(Job) Scan the data beneath this task and copy each line that includes "автономным".
┄┄┄┄┄┄┄┄┄┄┄┄┄┄┄┄┄┄┄┄
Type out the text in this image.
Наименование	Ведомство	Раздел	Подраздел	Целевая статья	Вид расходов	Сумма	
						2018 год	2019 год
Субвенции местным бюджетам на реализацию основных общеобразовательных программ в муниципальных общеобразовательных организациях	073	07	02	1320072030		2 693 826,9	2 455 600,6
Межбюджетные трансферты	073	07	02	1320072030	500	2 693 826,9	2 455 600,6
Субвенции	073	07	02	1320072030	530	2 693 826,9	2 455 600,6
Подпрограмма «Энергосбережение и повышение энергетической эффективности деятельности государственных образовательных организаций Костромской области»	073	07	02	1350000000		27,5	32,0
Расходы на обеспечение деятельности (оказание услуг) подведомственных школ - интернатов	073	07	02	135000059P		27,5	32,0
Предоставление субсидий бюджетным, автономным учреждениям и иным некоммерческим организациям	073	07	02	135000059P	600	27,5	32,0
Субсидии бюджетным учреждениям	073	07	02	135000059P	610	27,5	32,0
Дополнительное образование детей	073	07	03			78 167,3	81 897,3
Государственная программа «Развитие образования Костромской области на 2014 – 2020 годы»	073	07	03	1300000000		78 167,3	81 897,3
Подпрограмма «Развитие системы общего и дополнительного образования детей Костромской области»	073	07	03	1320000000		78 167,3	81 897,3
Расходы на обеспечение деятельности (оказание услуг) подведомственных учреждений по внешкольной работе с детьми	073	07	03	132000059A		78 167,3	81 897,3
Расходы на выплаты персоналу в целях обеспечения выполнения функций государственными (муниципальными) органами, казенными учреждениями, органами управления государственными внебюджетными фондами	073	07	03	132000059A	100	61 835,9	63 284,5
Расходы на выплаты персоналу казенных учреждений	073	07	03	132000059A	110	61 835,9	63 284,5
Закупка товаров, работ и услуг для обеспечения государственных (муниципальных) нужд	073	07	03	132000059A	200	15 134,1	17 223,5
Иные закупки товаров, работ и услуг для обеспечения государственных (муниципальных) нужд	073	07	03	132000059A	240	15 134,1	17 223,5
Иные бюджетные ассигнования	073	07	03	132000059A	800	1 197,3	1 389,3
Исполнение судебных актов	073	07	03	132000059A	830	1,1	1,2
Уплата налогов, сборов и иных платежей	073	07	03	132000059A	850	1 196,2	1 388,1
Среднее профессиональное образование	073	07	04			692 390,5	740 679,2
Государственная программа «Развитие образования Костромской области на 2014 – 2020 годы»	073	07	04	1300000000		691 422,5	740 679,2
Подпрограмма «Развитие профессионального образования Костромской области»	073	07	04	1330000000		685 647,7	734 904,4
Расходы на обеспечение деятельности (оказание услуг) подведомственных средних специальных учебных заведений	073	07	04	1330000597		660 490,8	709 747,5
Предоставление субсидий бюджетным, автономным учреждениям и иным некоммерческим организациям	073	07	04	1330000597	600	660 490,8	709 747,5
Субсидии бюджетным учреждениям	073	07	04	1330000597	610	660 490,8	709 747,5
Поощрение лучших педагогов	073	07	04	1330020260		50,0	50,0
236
┄┄┄┄┄┄┄┄┄┄┄┄┄┄┄┄┄┄┄┄
(Finished task)
Предоставление субсидий бюджетным, автономным учреждениям и иным некоммерческим организациям	073	07	02	135000059P	600	27,5	32,0
Предоставление субсидий бюджетным, автономным учреждениям и иным некоммерческим организациям	073	07	04	1330000597	600	660 490,8	709 747,5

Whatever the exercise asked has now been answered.